> _Element and coordinate records_

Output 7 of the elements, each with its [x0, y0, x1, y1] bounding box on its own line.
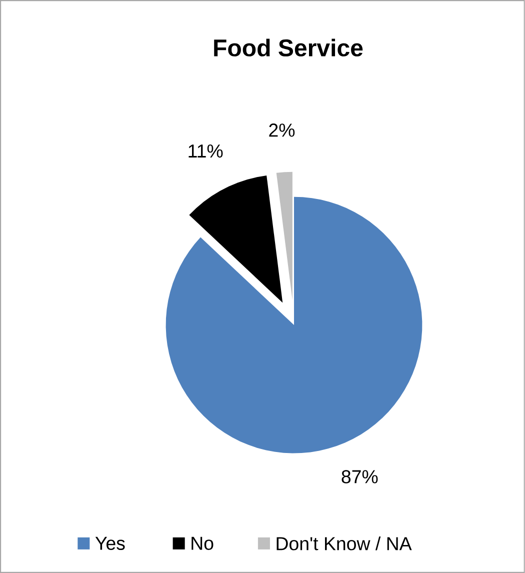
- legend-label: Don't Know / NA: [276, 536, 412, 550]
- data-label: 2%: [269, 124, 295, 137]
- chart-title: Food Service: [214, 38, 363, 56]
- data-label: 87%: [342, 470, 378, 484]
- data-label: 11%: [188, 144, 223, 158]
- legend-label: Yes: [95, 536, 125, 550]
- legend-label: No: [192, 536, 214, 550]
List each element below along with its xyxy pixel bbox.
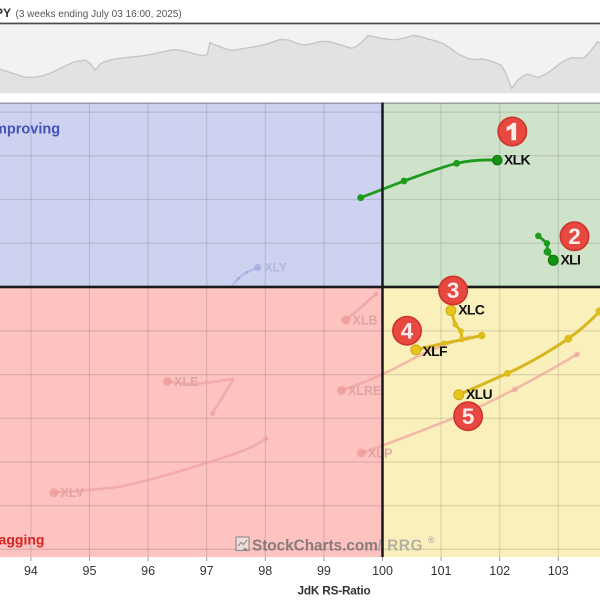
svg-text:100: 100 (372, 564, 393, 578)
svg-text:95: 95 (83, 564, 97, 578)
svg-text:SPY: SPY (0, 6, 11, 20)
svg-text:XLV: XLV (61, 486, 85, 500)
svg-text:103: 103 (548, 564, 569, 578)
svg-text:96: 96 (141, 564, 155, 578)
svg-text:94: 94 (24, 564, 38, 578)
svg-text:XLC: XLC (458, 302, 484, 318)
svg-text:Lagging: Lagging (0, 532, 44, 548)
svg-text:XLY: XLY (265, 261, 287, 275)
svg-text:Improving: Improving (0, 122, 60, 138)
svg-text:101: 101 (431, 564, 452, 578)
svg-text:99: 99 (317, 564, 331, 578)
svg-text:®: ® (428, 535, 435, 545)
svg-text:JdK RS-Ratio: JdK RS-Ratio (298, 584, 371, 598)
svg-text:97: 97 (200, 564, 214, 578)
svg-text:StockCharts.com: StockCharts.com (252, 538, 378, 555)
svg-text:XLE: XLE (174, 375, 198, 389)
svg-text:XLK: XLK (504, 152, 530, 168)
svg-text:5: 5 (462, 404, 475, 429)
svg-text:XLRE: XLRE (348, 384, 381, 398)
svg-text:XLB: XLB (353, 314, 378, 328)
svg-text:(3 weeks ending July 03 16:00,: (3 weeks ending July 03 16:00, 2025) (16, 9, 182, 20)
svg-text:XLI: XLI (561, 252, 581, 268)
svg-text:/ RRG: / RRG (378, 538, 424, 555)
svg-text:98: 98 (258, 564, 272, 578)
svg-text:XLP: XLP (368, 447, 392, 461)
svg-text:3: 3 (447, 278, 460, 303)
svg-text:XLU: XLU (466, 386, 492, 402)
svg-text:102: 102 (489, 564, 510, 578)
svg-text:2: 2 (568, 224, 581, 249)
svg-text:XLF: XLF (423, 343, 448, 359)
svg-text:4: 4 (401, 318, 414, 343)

> _THE TASK_
From the material above, report every line that contains the string "data", reproducing each line verbatim.

> _WRITTEN SOLUTION_
- data-label: 2%: [269, 124, 295, 137]
- data-label: 87%: [342, 470, 378, 484]
- data-label: 11%: [188, 144, 223, 158]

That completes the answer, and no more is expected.